# RECORDS FOR PROCESSING
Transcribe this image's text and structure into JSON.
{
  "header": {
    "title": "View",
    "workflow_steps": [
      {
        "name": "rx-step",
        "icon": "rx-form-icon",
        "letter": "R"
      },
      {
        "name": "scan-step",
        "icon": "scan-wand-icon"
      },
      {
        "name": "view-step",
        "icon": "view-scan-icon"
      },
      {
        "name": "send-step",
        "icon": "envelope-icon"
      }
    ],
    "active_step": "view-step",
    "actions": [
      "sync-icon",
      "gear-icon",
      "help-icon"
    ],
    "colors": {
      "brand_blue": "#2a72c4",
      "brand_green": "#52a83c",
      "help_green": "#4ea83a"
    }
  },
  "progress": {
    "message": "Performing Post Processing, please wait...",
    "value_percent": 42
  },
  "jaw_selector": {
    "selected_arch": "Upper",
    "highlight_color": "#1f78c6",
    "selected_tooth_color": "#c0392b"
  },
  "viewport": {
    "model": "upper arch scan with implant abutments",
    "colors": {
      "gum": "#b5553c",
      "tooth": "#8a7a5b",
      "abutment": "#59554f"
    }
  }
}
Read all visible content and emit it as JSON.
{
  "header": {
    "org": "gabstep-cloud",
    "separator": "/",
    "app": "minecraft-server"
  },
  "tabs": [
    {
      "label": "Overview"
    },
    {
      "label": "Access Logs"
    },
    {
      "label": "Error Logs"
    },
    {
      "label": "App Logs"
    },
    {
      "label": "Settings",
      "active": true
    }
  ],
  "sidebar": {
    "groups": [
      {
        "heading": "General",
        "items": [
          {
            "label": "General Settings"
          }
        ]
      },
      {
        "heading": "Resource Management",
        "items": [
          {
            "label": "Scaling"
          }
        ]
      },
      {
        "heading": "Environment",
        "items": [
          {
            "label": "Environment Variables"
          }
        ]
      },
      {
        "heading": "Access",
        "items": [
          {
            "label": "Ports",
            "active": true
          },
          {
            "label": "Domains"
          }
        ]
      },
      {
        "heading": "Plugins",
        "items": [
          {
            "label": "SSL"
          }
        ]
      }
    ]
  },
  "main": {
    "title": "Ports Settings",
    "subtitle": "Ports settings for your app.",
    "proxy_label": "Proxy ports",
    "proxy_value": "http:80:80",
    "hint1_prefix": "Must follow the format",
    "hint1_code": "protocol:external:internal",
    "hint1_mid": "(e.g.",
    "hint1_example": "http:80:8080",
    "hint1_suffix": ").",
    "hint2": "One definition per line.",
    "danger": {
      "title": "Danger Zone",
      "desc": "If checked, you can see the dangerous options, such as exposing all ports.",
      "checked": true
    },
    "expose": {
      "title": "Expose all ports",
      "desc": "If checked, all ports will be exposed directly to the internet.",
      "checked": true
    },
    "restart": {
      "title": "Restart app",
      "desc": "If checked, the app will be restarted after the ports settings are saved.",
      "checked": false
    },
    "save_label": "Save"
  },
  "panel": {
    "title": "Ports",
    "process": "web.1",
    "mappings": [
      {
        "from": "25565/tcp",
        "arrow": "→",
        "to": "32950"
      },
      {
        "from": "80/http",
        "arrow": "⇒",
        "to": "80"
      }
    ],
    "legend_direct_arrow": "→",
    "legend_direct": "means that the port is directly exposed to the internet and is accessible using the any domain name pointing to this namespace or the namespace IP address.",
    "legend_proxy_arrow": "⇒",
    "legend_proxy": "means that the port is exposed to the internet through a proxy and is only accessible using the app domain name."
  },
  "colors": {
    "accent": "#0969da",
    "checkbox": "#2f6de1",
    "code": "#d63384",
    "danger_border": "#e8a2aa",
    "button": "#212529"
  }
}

# PROBLEM DETAILS
Every entry above should be retyped exactly as shown.

# SOLUTION BELOW
Transcribe this image's text and structure into JSON.
{
  "header": {
    "title": "View",
    "workflow_steps": [
      {
        "name": "rx-step",
        "icon": "rx-form-icon",
        "letter": "R"
      },
      {
        "name": "scan-step",
        "icon": "scan-wand-icon"
      },
      {
        "name": "view-step",
        "icon": "view-scan-icon"
      },
      {
        "name": "send-step",
        "icon": "envelope-icon"
      }
    ],
    "active_step": "view-step",
    "actions": [
      "sync-icon",
      "gear-icon",
      "help-icon"
    ],
    "colors": {
      "brand_blue": "#2a72c4",
      "brand_green": "#52a83c",
      "help_green": "#4ea83a"
    }
  },
  "progress": {
    "message": "Performing Post Processing, please wait...",
    "value_percent": 42
  },
  "jaw_selector": {
    "selected_arch": "Upper",
    "highlight_color": "#1f78c6",
    "selected_tooth_color": "#c0392b"
  },
  "viewport": {
    "model": "upper arch scan with implant abutments",
    "colors": {
      "gum": "#b5553c",
      "tooth": "#8a7a5b",
      "abutment": "#59554f"
    }
  }
}
Read all visible content and emit it as JSON.
{
  "header": {
    "org": "gabstep-cloud",
    "separator": "/",
    "app": "minecraft-server"
  },
  "tabs": [
    {
      "label": "Overview"
    },
    {
      "label": "Access Logs"
    },
    {
      "label": "Error Logs"
    },
    {
      "label": "App Logs"
    },
    {
      "label": "Settings",
      "active": true
    }
  ],
  "sidebar": {
    "groups": [
      {
        "heading": "General",
        "items": [
          {
            "label": "General Settings"
          }
        ]
      },
      {
        "heading": "Resource Management",
        "items": [
          {
            "label": "Scaling"
          }
        ]
      },
      {
        "heading": "Environment",
        "items": [
          {
            "label": "Environment Variables"
          }
        ]
      },
      {
        "heading": "Access",
        "items": [
          {
            "label": "Ports",
            "active": true
          },
          {
            "label": "Domains"
          }
        ]
      },
      {
        "heading": "Plugins",
        "items": [
          {
            "label": "SSL"
          }
        ]
      }
    ]
  },
  "main": {
    "title": "Ports Settings",
    "subtitle": "Ports settings for your app.",
    "proxy_label": "Proxy ports",
    "proxy_value": "http:80:80",
    "hint1_prefix": "Must follow the format",
    "hint1_code": "protocol:external:internal",
    "hint1_mid": "(e.g.",
    "hint1_example": "http:80:8080",
    "hint1_suffix": ").",
    "hint2": "One definition per line.",
    "danger": {
      "title": "Danger Zone",
      "desc": "If checked, you can see the dangerous options, such as exposing all ports.",
      "checked": true
    },
    "expose": {
      "title": "Expose all ports",
      "desc": "If checked, all ports will be exposed directly to the internet.",
      "checked": true
    },
    "restart": {
      "title": "Restart app",
      "desc": "If checked, the app will be restarted after the ports settings are saved.",
      "checked": false
    },
    "save_label": "Save"
  },
  "panel": {
    "title": "Ports",
    "process": "web.1",
    "mappings": [
      {
        "from": "25565/tcp",
        "arrow": "→",
        "to": "32950"
      },
      {
        "from": "80/http",
        "arrow": "⇒",
        "to": "80"
      }
    ],
    "legend_direct_arrow": "→",
    "legend_direct": "means that the port is directly exposed to the internet and is accessible using the any domain name pointing to this namespace or the namespace IP address.",
    "legend_proxy_arrow": "⇒",
    "legend_proxy": "means that the port is exposed to the internet through a proxy and is only accessible using the app domain name."
  },
  "colors": {
    "accent": "#0969da",
    "checkbox": "#2f6de1",
    "code": "#d63384",
    "danger_border": "#e8a2aa",
    "button": "#212529"
  }
}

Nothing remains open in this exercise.